## Start GIVEN DATA

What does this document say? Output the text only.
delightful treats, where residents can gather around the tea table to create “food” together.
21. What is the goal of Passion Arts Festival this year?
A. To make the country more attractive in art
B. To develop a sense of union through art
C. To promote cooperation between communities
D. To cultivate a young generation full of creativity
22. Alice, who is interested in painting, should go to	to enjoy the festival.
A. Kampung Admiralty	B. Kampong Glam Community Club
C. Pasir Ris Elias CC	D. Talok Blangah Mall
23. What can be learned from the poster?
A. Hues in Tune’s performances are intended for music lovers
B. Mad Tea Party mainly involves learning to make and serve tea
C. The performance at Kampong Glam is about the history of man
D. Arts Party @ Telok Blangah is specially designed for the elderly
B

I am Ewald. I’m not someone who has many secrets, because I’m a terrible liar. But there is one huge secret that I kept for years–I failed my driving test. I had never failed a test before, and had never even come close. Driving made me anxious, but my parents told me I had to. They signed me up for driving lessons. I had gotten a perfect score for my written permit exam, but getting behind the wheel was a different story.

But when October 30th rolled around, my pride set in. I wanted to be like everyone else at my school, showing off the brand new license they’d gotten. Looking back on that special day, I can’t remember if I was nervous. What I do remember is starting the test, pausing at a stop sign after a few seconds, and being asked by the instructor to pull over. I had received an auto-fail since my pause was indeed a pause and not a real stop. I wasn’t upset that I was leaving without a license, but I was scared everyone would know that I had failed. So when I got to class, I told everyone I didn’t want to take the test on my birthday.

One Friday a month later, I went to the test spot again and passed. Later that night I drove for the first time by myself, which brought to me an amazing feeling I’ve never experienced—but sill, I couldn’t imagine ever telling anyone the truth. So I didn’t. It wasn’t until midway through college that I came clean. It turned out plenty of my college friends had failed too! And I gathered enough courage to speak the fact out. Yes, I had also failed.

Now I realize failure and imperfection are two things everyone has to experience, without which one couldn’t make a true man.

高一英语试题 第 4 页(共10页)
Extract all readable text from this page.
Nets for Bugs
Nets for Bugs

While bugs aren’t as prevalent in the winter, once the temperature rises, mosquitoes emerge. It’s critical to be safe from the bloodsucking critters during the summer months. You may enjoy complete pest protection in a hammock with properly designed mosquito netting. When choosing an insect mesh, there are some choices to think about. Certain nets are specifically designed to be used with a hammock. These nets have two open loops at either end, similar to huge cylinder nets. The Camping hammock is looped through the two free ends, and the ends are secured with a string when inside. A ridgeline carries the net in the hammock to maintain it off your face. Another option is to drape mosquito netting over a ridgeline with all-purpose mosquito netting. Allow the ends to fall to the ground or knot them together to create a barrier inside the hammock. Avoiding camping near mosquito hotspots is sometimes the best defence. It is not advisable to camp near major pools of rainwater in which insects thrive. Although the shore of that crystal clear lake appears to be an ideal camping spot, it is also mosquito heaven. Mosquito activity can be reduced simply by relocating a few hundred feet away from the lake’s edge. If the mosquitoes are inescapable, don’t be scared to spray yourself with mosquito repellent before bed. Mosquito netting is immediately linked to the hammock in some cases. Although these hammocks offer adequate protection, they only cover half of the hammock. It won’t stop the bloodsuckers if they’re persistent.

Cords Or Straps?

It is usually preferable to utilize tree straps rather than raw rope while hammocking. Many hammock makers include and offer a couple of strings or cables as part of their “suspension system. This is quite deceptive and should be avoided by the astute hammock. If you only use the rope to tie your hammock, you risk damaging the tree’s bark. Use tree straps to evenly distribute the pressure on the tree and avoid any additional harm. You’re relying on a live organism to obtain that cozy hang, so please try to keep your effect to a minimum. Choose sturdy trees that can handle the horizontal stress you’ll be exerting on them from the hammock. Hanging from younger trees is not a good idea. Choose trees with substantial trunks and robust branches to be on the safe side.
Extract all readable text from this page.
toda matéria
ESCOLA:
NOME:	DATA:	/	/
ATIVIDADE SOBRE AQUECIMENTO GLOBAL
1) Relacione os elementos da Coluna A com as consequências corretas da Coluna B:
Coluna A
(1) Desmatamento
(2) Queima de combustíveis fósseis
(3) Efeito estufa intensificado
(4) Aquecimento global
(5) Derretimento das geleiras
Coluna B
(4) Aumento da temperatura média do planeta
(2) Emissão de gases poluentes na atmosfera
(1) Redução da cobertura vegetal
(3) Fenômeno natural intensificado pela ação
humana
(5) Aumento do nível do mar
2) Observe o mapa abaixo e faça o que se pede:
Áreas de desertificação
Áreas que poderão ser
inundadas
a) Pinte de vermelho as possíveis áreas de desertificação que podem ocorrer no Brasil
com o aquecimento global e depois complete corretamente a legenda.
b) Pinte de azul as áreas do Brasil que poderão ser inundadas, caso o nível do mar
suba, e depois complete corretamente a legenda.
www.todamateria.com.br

## End GIVEN DATA

> _TO DO_: Identify the lines in the entries that hold "Party" and return each one.

> _ANSWER TO THE TASK_:
B. Mad Tea Party mainly involves learning to make and serve tea
D. Arts Party @ Telok Blangah is specially designed for the elderly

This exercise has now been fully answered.